__SET PROBLEM__: Turn every line of the entries below into a numbered list, skipping any blank lines. Leave the pictures out of your answer.

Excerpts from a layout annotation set
☆ ☆ ☆ ☆ ☆ ☆ ☆
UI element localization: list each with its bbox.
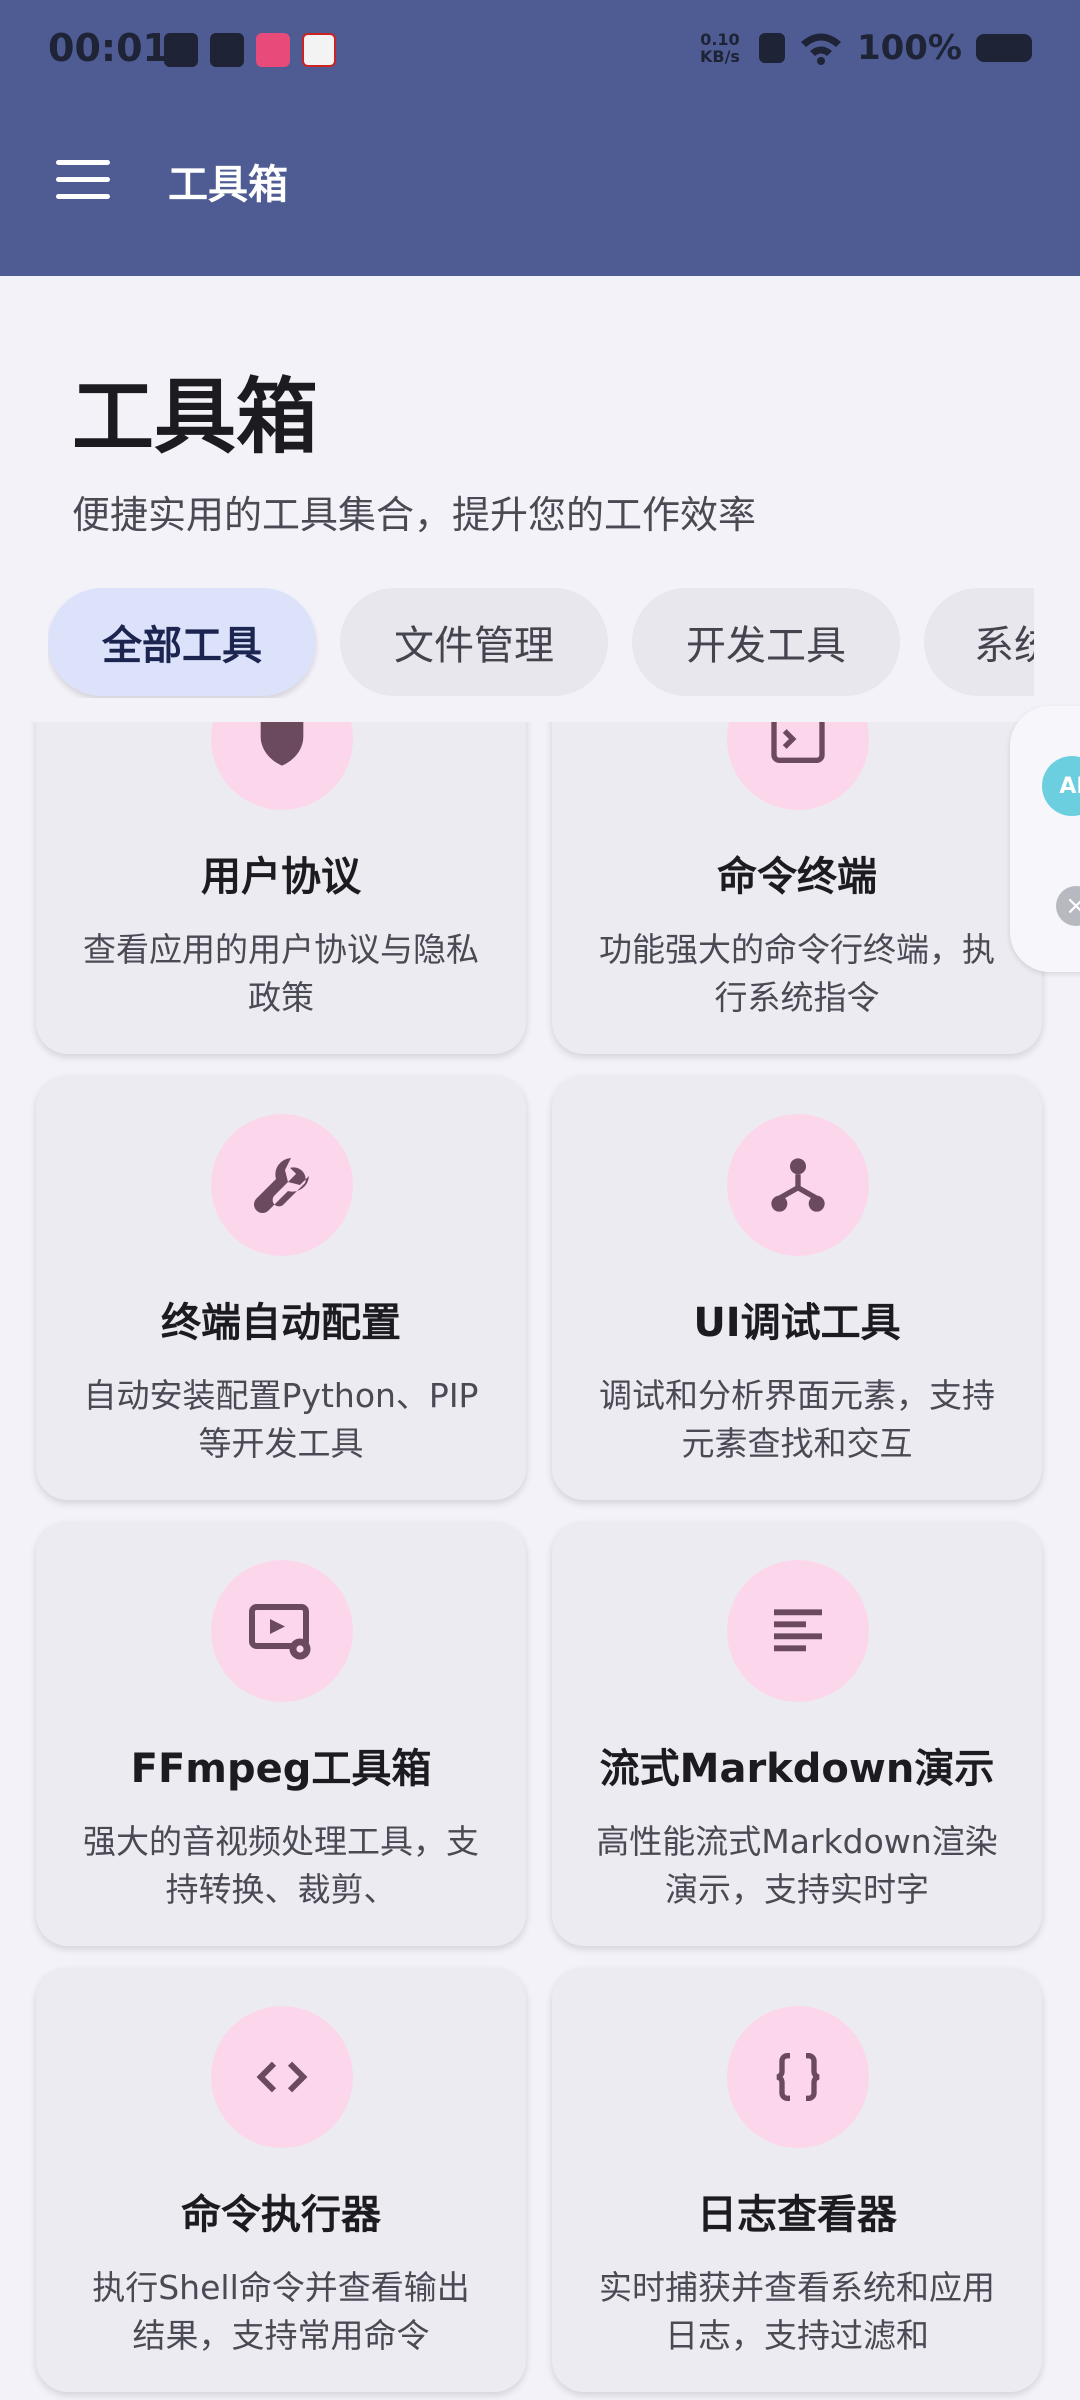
clipboard-notification-icon [164,33,198,67]
battery-percent: 100% [856,28,962,68]
tool-description: 调试和分析界面元素，支持元素查找和交互 [599,1376,995,1463]
tool-description: 自动安装配置Python、PIP等开发工具 [83,1376,479,1463]
app-bar-title: 工具箱 [168,162,288,208]
tool-description: 实时捕获并查看系统和应用日志，支持过滤和 [599,2268,995,2355]
braces-icon [727,2006,869,2148]
code-icon [211,2006,353,2148]
bilibili-notification-icon [256,33,290,67]
tool-title: 命令终端 [717,854,877,900]
tool-title: 终端自动配置 [161,1300,401,1346]
category-chips: 全部工具 文件管理 开发工具 系统 [48,588,1034,698]
status-bar: 00:01 0.10 KB/s 100% [0,0,1080,100]
wrench-icon [211,1114,353,1256]
close-icon[interactable]: × [1056,886,1080,926]
tool-card-terminal[interactable]: 命令终端 功能强大的命令行终端，执行系统指令 [552,722,1042,1054]
wifi-icon [800,33,841,65]
video-settings-icon [211,1560,353,1702]
tool-description: 功能强大的命令行终端，执行系统指令 [599,930,995,1017]
text-lines-icon [727,1560,869,1702]
shield-icon [211,722,353,810]
nfc-icon [758,33,785,63]
tool-card-terminal-autoconfig[interactable]: 终端自动配置 自动安装配置Python、PIP等开发工具 [36,1076,526,1500]
page-subtitle: 便捷实用的工具集合，提升您的工作效率 [72,493,757,537]
tool-card-command-runner[interactable]: 命令执行器 执行Shell命令并查看输出结果，支持常用命令 [36,1968,526,2392]
tool-title: 日志查看器 [697,2192,897,2238]
terminal-icon [727,722,869,810]
floating-assistant-widget[interactable]: AI × [1010,706,1080,972]
tool-description: 执行Shell命令并查看输出结果，支持常用命令 [92,2268,470,2355]
tool-title: 流式Markdown演示 [599,1746,995,1792]
tool-card-markdown-demo[interactable]: 流式Markdown演示 高性能流式Markdown渲染演示，支持实时字 [552,1522,1042,1946]
tool-grid: 用户协议 查看应用的用户协议与隐私政策 命令终端 功能强大的命令行终端，执行系统… [0,722,1080,2400]
kfc-notification-icon [302,33,336,67]
chip-file-management[interactable]: 文件管理 [340,588,608,696]
net-speed: 0.10 KB/s [699,30,740,66]
ai-assistant-icon[interactable]: AI [1042,756,1080,816]
tool-card-ffmpeg[interactable]: FFmpeg工具箱 强大的音视频处理工具，支持转换、裁剪、 [36,1522,526,1946]
tool-description: 查看应用的用户协议与隐私政策 [83,930,479,1017]
tool-description: 强大的音视频处理工具，支持转换、裁剪、 [83,1822,479,1909]
app-bar: 00:01 0.10 KB/s 100% 工具箱 [0,0,1080,276]
tool-card-user-agreement[interactable]: 用户协议 查看应用的用户协议与隐私政策 [36,722,526,1054]
tool-description: 高性能流式Markdown渲染演示，支持实时字 [596,1822,998,1909]
tool-title: FFmpeg工具箱 [130,1746,432,1792]
hierarchy-icon [727,1114,869,1256]
tool-card-log-viewer[interactable]: 日志查看器 实时捕获并查看系统和应用日志，支持过滤和 [552,1968,1042,2392]
battery-icon [976,34,1032,62]
page-title: 工具箱 [72,370,319,465]
notification-icons [164,33,336,67]
tool-card-ui-debugger[interactable]: UI调试工具 调试和分析界面元素，支持元素查找和交互 [552,1076,1042,1500]
tool-title: 用户协议 [201,854,361,900]
status-time: 00:01 [48,26,169,70]
telegram-notification-icon [210,33,244,67]
tool-title: UI调试工具 [693,1300,901,1346]
tool-title: 命令执行器 [181,2192,381,2238]
chip-dev-tools[interactable]: 开发工具 [632,588,900,696]
menu-icon[interactable] [56,160,110,200]
chip-system[interactable]: 系统 [924,588,1034,696]
chip-all-tools[interactable]: 全部工具 [48,588,316,696]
☆ ☆ ☆ ☆ ☆ ☆ ☆
__SOLUTION FOR THIS EXERCISE__:
1. UI element localization: list each with its bbox.
2. clipboard-notification-icon [164,33,198,67]
3. battery-percent: 100% [856,28,962,68]
4. tool-description: 调试和分析界面元素，支持元素查找和交互 [599,1376,995,1463]
5. tool-description: 自动安装配置Python、PIP等开发工具 [83,1376,479,1463]
6. app-bar-title: 工具箱 [168,162,288,208]
7. tool-description: 实时捕获并查看系统和应用日志，支持过滤和 [599,2268,995,2355]
8. braces-icon [727,2006,869,2148]
9. code-icon [211,2006,353,2148]
10. bilibili-notification-icon [256,33,290,67]
11. tool-title: 命令终端 [717,854,877,900]
12. tool-title: 终端自动配置 [161,1300,401,1346]
13. category-chips: 全部工具 文件管理 开发工具 系统 [48,588,1034,698]
14. status-bar: 00:01 0.10 KB/s 100% [0,0,1080,100]
15. wrench-icon [211,1114,353,1256]
16. close-icon[interactable]: × [1056,886,1080,926]
17. tool-card-terminal[interactable]: 命令终端 功能强大的命令行终端，执行系统指令 [552,722,1042,1054]
18. wifi-icon [800,33,841,65]
19. video-settings-icon [211,1560,353,1702]
20. tool-description: 功能强大的命令行终端，执行系统指令 [599,930,995,1017]
21. text-lines-icon [727,1560,869,1702]
22. shield-icon [211,722,353,810]
23. nfc-icon [758,33,785,63]
24. tool-card-terminal-autoconfig[interactable]: 终端自动配置 自动安装配置Python、PIP等开发工具 [36,1076,526,1500]
25. page-subtitle: 便捷实用的工具集合，提升您的工作效率 [72,493,757,537]
26. tool-card-command-runner[interactable]: 命令执行器 执行Shell命令并查看输出结果，支持常用命令 [36,1968,526,2392]
27. tool-title: 日志查看器 [697,2192,897,2238]
28. terminal-icon [727,722,869,810]
29. floating-assistant-widget[interactable]: AI × [1010,706,1080,972]
30. tool-description: 执行Shell命令并查看输出结果，支持常用命令 [92,2268,470,2355]
31. tool-title: 流式Markdown演示 [599,1746,995,1792]
32. tool-card-markdown-demo[interactable]: 流式Markdown演示 高性能流式Markdown渲染演示，支持实时字 [552,1522,1042,1946]
33. tool-grid: 用户协议 查看应用的用户协议与隐私政策 命令终端 功能强大的命令行终端，执行系统… [0,722,1080,2400]
34. kfc-notification-icon [302,33,336,67]
35. chip-file-management[interactable]: 文件管理 [340,588,608,696]
36. net-speed: 0.10 KB/s [699,30,740,66]
37. ai-assistant-icon[interactable]: AI [1042,756,1080,816]
38. tool-card-ffmpeg[interactable]: FFmpeg工具箱 强大的音视频处理工具，支持转换、裁剪、 [36,1522,526,1946]
39. tool-description: 查看应用的用户协议与隐私政策 [83,930,479,1017]
40. tool-description: 强大的音视频处理工具，支持转换、裁剪、 [83,1822,479,1909]
41. app-bar: 00:01 0.10 KB/s 100% 工具箱 [0,0,1080,276]
42. tool-card-user-agreement[interactable]: 用户协议 查看应用的用户协议与隐私政策 [36,722,526,1054]
43. tool-description: 高性能流式Markdown渲染演示，支持实时字 [596,1822,998,1909]
44. tool-title: FFmpeg工具箱 [130,1746,432,1792]
45. hierarchy-icon [727,1114,869,1256]
46. tool-card-log-viewer[interactable]: 日志查看器 实时捕获并查看系统和应用日志，支持过滤和 [552,1968,1042,2392]
47. battery-icon [976,34,1032,62]
48. page-title: 工具箱 [72,370,319,465]
49. notification-icons [164,33,336,67]
50. tool-card-ui-debugger[interactable]: UI调试工具 调试和分析界面元素，支持元素查找和交互 [552,1076,1042,1500]
51. tool-title: 用户协议 [201,854,361,900]
52. status-time: 00:01 [48,26,169,70]
53. telegram-notification-icon [210,33,244,67]
54. tool-title: UI调试工具 [693,1300,901,1346]
55. tool-title: 命令执行器 [181,2192,381,2238]
56. chip-dev-tools[interactable]: 开发工具 [632,588,900,696]
57. menu-icon[interactable] [56,160,110,200]
58. chip-system[interactable]: 系统 [924,588,1034,696]
59. chip-all-tools[interactable]: 全部工具 [48,588,316,696]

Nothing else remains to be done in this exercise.